**Stated problem:** Exactly as they appear, output all of the entries.

(Dataset items)
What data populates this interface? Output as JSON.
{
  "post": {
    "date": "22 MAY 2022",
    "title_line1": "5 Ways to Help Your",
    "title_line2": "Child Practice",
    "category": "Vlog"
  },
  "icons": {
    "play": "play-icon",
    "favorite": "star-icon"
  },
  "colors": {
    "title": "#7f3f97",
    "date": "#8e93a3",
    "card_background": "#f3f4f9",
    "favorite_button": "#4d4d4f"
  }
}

**The result:**
What data populates this interface? Output as JSON.
{
  "post": {
    "date": "22 MAY 2022",
    "title_line1": "5 Ways to Help Your",
    "title_line2": "Child Practice",
    "category": "Vlog"
  },
  "icons": {
    "play": "play-icon",
    "favorite": "star-icon"
  },
  "colors": {
    "title": "#7f3f97",
    "date": "#8e93a3",
    "card_background": "#f3f4f9",
    "favorite_button": "#4d4d4f"
  }
}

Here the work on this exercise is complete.